===== Listing =====

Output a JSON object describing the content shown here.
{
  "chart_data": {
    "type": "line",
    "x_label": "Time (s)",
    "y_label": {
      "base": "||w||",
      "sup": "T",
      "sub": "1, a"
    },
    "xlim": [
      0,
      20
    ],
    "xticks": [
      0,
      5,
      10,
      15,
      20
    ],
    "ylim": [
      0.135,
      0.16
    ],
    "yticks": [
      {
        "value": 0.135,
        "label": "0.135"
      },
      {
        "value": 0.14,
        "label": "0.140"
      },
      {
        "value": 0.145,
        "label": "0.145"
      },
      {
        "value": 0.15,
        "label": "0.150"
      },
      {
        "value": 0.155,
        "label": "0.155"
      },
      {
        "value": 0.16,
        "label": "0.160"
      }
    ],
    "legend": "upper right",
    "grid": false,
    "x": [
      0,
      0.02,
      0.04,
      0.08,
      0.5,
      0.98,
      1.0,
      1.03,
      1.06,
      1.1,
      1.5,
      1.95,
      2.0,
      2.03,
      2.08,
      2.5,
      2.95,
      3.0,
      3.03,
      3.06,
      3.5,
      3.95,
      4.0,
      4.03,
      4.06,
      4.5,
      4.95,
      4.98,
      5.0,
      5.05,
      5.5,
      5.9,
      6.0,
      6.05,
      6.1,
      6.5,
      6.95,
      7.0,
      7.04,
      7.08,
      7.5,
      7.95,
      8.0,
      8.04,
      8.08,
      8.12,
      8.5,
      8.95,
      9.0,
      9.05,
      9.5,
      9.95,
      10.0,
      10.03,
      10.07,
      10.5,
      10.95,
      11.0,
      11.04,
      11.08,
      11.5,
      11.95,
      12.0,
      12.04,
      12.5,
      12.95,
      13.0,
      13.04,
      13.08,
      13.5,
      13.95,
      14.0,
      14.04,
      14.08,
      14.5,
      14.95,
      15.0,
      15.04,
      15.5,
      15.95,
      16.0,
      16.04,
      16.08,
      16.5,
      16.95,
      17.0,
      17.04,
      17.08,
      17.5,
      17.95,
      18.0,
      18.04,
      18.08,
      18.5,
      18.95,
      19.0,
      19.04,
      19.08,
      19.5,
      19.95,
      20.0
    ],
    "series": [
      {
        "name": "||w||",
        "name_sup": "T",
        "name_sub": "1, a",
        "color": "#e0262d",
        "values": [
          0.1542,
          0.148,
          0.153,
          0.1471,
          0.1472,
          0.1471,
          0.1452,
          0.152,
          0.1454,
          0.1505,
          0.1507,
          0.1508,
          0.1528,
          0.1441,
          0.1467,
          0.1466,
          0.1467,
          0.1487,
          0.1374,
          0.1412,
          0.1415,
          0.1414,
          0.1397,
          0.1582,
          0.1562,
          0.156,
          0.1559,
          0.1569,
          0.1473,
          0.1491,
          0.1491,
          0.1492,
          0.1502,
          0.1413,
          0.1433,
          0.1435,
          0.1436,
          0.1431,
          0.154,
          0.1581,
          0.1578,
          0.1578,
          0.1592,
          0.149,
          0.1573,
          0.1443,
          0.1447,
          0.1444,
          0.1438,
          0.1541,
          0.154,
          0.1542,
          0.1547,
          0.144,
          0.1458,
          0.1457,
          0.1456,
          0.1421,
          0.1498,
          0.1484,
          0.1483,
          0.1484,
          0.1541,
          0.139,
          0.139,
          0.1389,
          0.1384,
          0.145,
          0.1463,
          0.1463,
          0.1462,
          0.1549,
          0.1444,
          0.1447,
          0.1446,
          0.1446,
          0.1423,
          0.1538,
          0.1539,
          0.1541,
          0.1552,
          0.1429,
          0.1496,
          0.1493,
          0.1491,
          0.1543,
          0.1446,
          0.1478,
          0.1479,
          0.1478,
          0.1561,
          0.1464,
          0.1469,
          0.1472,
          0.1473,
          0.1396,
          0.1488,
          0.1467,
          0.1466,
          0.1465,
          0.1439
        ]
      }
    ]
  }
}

=====

> _To be done_
Each entry above is to be quoted exactly.

> _Answer to the problem_
Output a JSON object describing the content shown here.
{
  "chart_data": {
    "type": "line",
    "x_label": "Time (s)",
    "y_label": {
      "base": "||w||",
      "sup": "T",
      "sub": "1, a"
    },
    "xlim": [
      0,
      20
    ],
    "xticks": [
      0,
      5,
      10,
      15,
      20
    ],
    "ylim": [
      0.135,
      0.16
    ],
    "yticks": [
      {
        "value": 0.135,
        "label": "0.135"
      },
      {
        "value": 0.14,
        "label": "0.140"
      },
      {
        "value": 0.145,
        "label": "0.145"
      },
      {
        "value": 0.15,
        "label": "0.150"
      },
      {
        "value": 0.155,
        "label": "0.155"
      },
      {
        "value": 0.16,
        "label": "0.160"
      }
    ],
    "legend": "upper right",
    "grid": false,
    "x": [
      0,
      0.02,
      0.04,
      0.08,
      0.5,
      0.98,
      1.0,
      1.03,
      1.06,
      1.1,
      1.5,
      1.95,
      2.0,
      2.03,
      2.08,
      2.5,
      2.95,
      3.0,
      3.03,
      3.06,
      3.5,
      3.95,
      4.0,
      4.03,
      4.06,
      4.5,
      4.95,
      4.98,
      5.0,
      5.05,
      5.5,
      5.9,
      6.0,
      6.05,
      6.1,
      6.5,
      6.95,
      7.0,
      7.04,
      7.08,
      7.5,
      7.95,
      8.0,
      8.04,
      8.08,
      8.12,
      8.5,
      8.95,
      9.0,
      9.05,
      9.5,
      9.95,
      10.0,
      10.03,
      10.07,
      10.5,
      10.95,
      11.0,
      11.04,
      11.08,
      11.5,
      11.95,
      12.0,
      12.04,
      12.5,
      12.95,
      13.0,
      13.04,
      13.08,
      13.5,
      13.95,
      14.0,
      14.04,
      14.08,
      14.5,
      14.95,
      15.0,
      15.04,
      15.5,
      15.95,
      16.0,
      16.04,
      16.08,
      16.5,
      16.95,
      17.0,
      17.04,
      17.08,
      17.5,
      17.95,
      18.0,
      18.04,
      18.08,
      18.5,
      18.95,
      19.0,
      19.04,
      19.08,
      19.5,
      19.95,
      20.0
    ],
    "series": [
      {
        "name": "||w||",
        "name_sup": "T",
        "name_sub": "1, a",
        "color": "#e0262d",
        "values": [
          0.1542,
          0.148,
          0.153,
          0.1471,
          0.1472,
          0.1471,
          0.1452,
          0.152,
          0.1454,
          0.1505,
          0.1507,
          0.1508,
          0.1528,
          0.1441,
          0.1467,
          0.1466,
          0.1467,
          0.1487,
          0.1374,
          0.1412,
          0.1415,
          0.1414,
          0.1397,
          0.1582,
          0.1562,
          0.156,
          0.1559,
          0.1569,
          0.1473,
          0.1491,
          0.1491,
          0.1492,
          0.1502,
          0.1413,
          0.1433,
          0.1435,
          0.1436,
          0.1431,
          0.154,
          0.1581,
          0.1578,
          0.1578,
          0.1592,
          0.149,
          0.1573,
          0.1443,
          0.1447,
          0.1444,
          0.1438,
          0.1541,
          0.154,
          0.1542,
          0.1547,
          0.144,
          0.1458,
          0.1457,
          0.1456,
          0.1421,
          0.1498,
          0.1484,
          0.1483,
          0.1484,
          0.1541,
          0.139,
          0.139,
          0.1389,
          0.1384,
          0.145,
          0.1463,
          0.1463,
          0.1462,
          0.1549,
          0.1444,
          0.1447,
          0.1446,
          0.1446,
          0.1423,
          0.1538,
          0.1539,
          0.1541,
          0.1552,
          0.1429,
          0.1496,
          0.1493,
          0.1491,
          0.1543,
          0.1446,
          0.1478,
          0.1479,
          0.1478,
          0.1561,
          0.1464,
          0.1469,
          0.1472,
          0.1473,
          0.1396,
          0.1488,
          0.1467,
          0.1466,
          0.1465,
          0.1439
        ]
      }
    ]
  }
}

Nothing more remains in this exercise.